WHAT IS REQUIRED – Restate the records that follow word for word; no pictures should appear.

DATASET ENTRIES –
--------------------
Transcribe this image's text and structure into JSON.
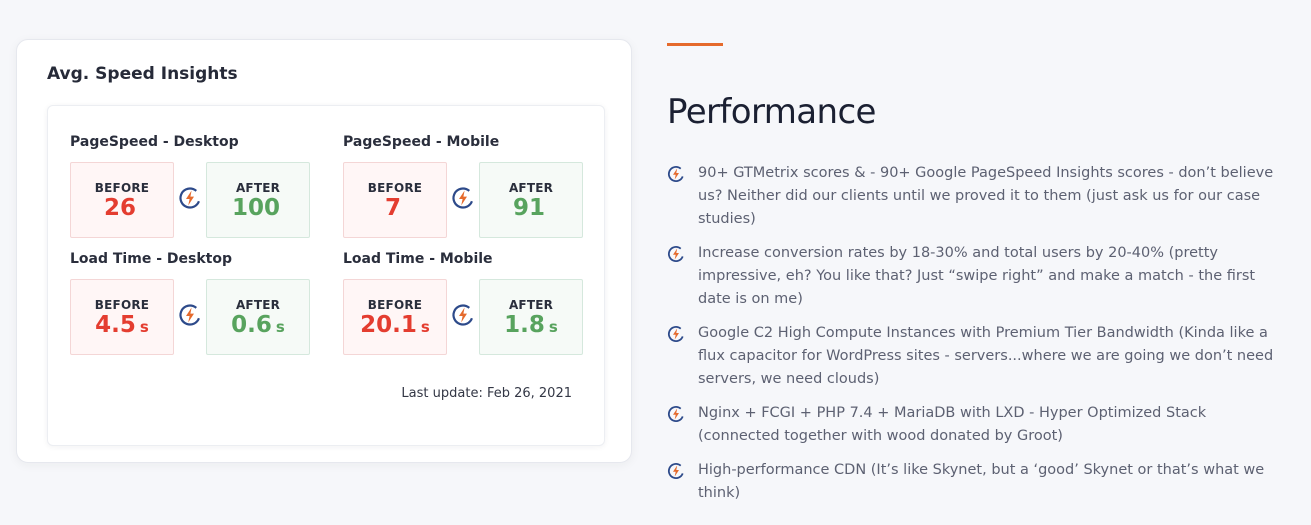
{
  "card": {
    "title": "Avg. Speed Insights",
    "groups": [
      {
        "label": "PageSpeed - Desktop",
        "before_label": "BEFORE",
        "before_value": "26",
        "before_unit": "",
        "after_label": "AFTER",
        "after_value": "100",
        "after_unit": ""
      },
      {
        "label": "PageSpeed - Mobile",
        "before_label": "BEFORE",
        "before_value": "7",
        "before_unit": "",
        "after_label": "AFTER",
        "after_value": "91",
        "after_unit": ""
      },
      {
        "label": "Load Time - Desktop",
        "before_label": "BEFORE",
        "before_value": "4.5",
        "before_unit": "s",
        "after_label": "AFTER",
        "after_value": "0.6",
        "after_unit": "s"
      },
      {
        "label": "Load Time - Mobile",
        "before_label": "BEFORE",
        "before_value": "20.1",
        "before_unit": "s",
        "after_label": "AFTER",
        "after_value": "1.8",
        "after_unit": "s"
      }
    ],
    "last_update": "Last update: Feb 26, 2021"
  },
  "performance": {
    "title": "Performance",
    "features": [
      "90+ GTMetrix scores & - 90+ Google PageSpeed Insights scores - don’t believe us? Neither did our clients until we proved it to them (just ask us for our case studies)",
      "Increase conversion rates by 18-30% and total users by 20-40% (pretty impressive, eh? You like that? Just “swipe right” and make a match - the first date is on me)",
      "Google C2 High Compute Instances with Premium Tier Bandwidth (Kinda like a flux capacitor for WordPress sites - servers...where we are going we don’t need servers, we need clouds)",
      "Nginx + FCGI + PHP 7.4 + MariaDB with LXD - Hyper Optimized Stack (connected together with wood donated by Groot)",
      "High-performance CDN (It’s like Skynet, but a ‘good’ Skynet or that’s what we think)"
    ]
  },
  "icons": {
    "compare": "lightning-bolt-circle-icon",
    "feature_bullet": "lightning-bolt-circle-icon"
  },
  "colors": {
    "before": "#e43d30",
    "after": "#58a35e",
    "accent": "#e56a2c",
    "icon_ring": "#2d4a8a",
    "icon_bolt": "#e56a2c"
  }
}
--------------------
COMPLETED TASK –
Transcribe this image's text and structure into JSON.
{
  "card": {
    "title": "Avg. Speed Insights",
    "groups": [
      {
        "label": "PageSpeed - Desktop",
        "before_label": "BEFORE",
        "before_value": "26",
        "before_unit": "",
        "after_label": "AFTER",
        "after_value": "100",
        "after_unit": ""
      },
      {
        "label": "PageSpeed - Mobile",
        "before_label": "BEFORE",
        "before_value": "7",
        "before_unit": "",
        "after_label": "AFTER",
        "after_value": "91",
        "after_unit": ""
      },
      {
        "label": "Load Time - Desktop",
        "before_label": "BEFORE",
        "before_value": "4.5",
        "before_unit": "s",
        "after_label": "AFTER",
        "after_value": "0.6",
        "after_unit": "s"
      },
      {
        "label": "Load Time - Mobile",
        "before_label": "BEFORE",
        "before_value": "20.1",
        "before_unit": "s",
        "after_label": "AFTER",
        "after_value": "1.8",
        "after_unit": "s"
      }
    ],
    "last_update": "Last update: Feb 26, 2021"
  },
  "performance": {
    "title": "Performance",
    "features": [
      "90+ GTMetrix scores & - 90+ Google PageSpeed Insights scores - don’t believe us? Neither did our clients until we proved it to them (just ask us for our case studies)",
      "Increase conversion rates by 18-30% and total users by 20-40% (pretty impressive, eh? You like that? Just “swipe right” and make a match - the first date is on me)",
      "Google C2 High Compute Instances with Premium Tier Bandwidth (Kinda like a flux capacitor for WordPress sites - servers...where we are going we don’t need servers, we need clouds)",
      "Nginx + FCGI + PHP 7.4 + MariaDB with LXD - Hyper Optimized Stack (connected together with wood donated by Groot)",
      "High-performance CDN (It’s like Skynet, but a ‘good’ Skynet or that’s what we think)"
    ]
  },
  "icons": {
    "compare": "lightning-bolt-circle-icon",
    "feature_bullet": "lightning-bolt-circle-icon"
  },
  "colors": {
    "before": "#e43d30",
    "after": "#58a35e",
    "accent": "#e56a2c",
    "icon_ring": "#2d4a8a",
    "icon_bolt": "#e56a2c"
  }
}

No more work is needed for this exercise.